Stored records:
## START
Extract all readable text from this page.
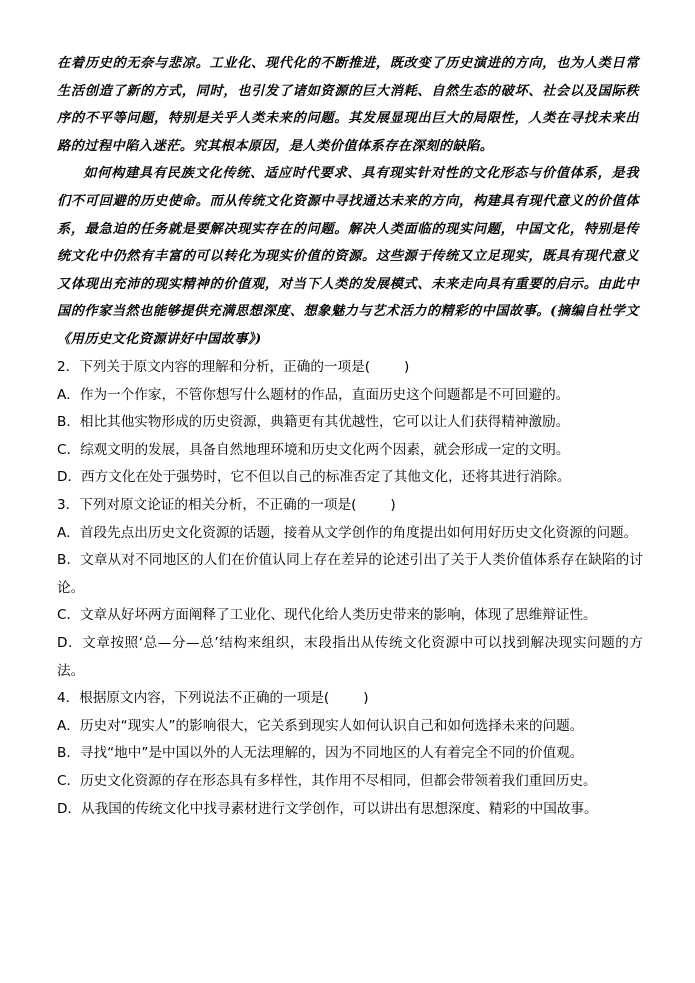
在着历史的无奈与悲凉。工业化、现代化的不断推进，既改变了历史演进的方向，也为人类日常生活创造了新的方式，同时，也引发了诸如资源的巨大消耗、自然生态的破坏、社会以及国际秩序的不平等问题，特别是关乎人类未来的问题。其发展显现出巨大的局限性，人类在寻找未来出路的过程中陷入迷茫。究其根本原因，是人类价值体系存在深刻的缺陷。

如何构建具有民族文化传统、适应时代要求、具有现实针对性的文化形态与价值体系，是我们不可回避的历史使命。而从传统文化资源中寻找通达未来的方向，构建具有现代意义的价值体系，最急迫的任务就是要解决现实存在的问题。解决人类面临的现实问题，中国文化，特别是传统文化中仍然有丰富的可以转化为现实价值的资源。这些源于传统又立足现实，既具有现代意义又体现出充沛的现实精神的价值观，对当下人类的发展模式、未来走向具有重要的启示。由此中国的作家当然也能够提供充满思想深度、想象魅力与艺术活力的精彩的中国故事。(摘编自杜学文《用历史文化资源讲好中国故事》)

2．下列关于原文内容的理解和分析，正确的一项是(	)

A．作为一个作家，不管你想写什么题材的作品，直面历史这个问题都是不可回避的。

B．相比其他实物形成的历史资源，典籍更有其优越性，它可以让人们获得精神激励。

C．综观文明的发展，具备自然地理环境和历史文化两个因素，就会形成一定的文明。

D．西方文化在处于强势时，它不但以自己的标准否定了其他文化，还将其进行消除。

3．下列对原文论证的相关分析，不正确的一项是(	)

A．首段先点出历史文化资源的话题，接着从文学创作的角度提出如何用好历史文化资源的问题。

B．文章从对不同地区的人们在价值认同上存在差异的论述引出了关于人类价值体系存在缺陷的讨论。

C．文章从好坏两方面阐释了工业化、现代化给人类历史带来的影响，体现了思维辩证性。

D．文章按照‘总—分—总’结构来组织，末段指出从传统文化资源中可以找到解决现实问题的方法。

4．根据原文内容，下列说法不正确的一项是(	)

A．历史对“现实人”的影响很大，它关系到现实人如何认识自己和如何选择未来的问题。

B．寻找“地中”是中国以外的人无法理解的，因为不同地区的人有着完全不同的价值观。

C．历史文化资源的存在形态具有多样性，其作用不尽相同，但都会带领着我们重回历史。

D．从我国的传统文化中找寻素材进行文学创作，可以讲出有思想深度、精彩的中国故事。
## END
## START
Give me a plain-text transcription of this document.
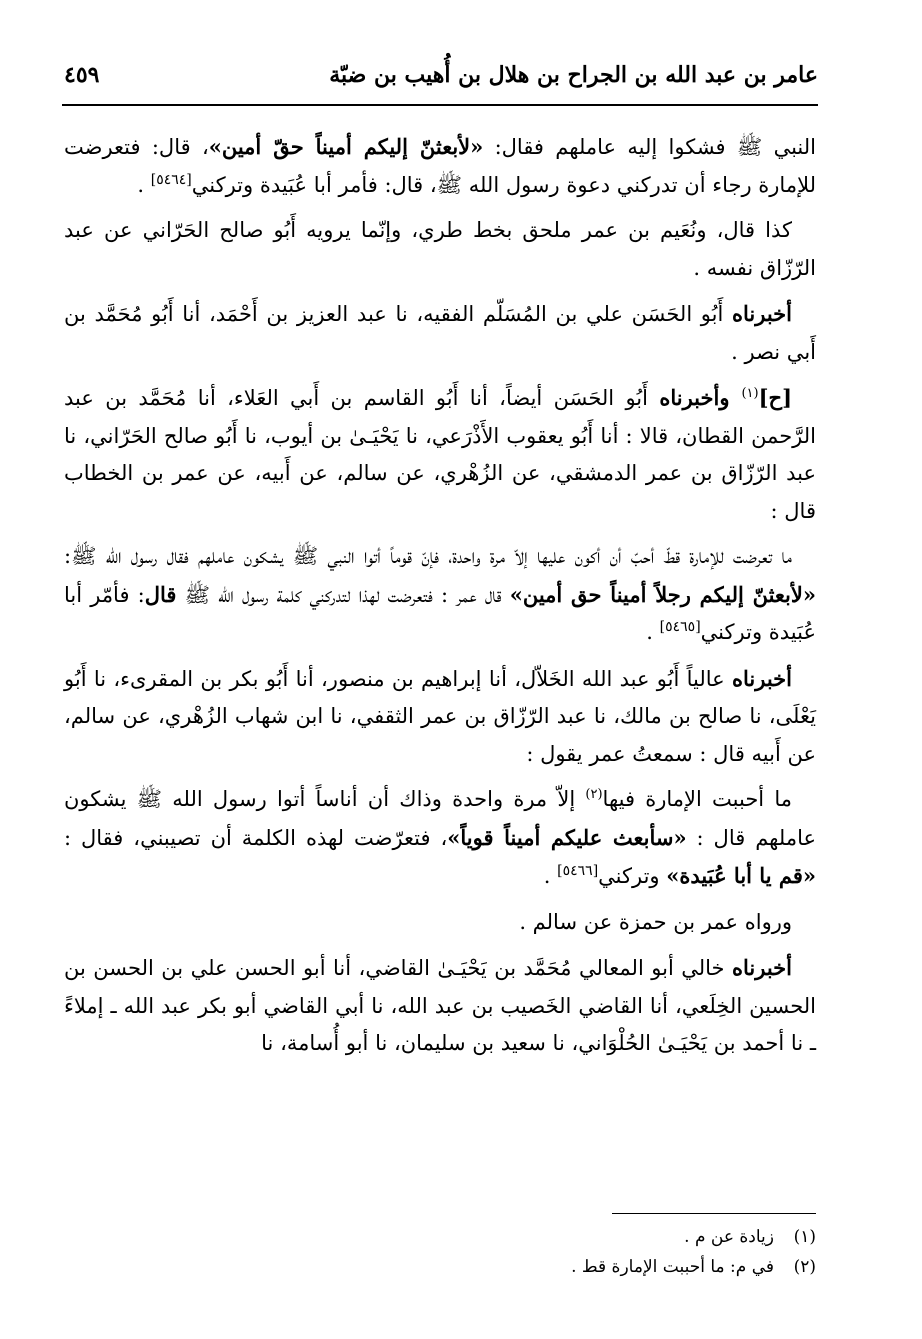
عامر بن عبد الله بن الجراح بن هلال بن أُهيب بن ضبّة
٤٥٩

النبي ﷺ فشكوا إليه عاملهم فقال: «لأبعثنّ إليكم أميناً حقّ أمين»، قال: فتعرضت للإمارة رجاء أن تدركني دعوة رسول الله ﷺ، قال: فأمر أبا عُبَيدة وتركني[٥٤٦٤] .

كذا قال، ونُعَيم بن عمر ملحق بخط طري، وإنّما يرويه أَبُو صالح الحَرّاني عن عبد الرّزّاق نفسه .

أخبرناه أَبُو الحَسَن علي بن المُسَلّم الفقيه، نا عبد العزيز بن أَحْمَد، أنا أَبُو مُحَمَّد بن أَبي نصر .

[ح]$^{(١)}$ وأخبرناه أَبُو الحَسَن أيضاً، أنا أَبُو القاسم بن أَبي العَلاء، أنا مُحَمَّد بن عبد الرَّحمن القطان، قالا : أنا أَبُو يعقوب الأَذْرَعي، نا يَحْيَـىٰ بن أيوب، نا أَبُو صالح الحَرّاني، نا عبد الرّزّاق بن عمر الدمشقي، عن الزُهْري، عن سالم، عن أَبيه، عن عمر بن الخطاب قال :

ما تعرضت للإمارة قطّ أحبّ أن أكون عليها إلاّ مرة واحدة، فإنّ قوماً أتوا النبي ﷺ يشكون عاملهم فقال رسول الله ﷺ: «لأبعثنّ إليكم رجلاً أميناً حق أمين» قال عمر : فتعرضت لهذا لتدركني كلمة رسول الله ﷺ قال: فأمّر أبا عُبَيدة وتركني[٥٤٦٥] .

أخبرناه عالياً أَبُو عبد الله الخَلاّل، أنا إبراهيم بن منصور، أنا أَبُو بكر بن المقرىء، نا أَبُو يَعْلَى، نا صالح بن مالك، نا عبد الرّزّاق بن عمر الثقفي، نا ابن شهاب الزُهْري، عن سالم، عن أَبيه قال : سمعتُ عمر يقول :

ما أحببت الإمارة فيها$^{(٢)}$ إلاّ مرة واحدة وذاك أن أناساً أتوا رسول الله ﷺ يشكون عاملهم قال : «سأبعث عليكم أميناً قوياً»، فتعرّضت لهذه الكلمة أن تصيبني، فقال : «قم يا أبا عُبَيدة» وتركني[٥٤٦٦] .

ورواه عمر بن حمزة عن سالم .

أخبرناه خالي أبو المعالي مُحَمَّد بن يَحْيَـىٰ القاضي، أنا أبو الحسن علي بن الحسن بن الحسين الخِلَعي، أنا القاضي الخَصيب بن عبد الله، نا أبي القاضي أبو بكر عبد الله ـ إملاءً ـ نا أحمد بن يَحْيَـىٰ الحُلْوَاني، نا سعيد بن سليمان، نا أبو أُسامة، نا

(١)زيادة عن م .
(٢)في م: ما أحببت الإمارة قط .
## END
## WRITTEN TASK
Pick out every line of the listing containing the word "text", and show those lines.

## FINISHED EXERCISE
Extract all readable text from this page.
Give me a plain-text transcription of this document.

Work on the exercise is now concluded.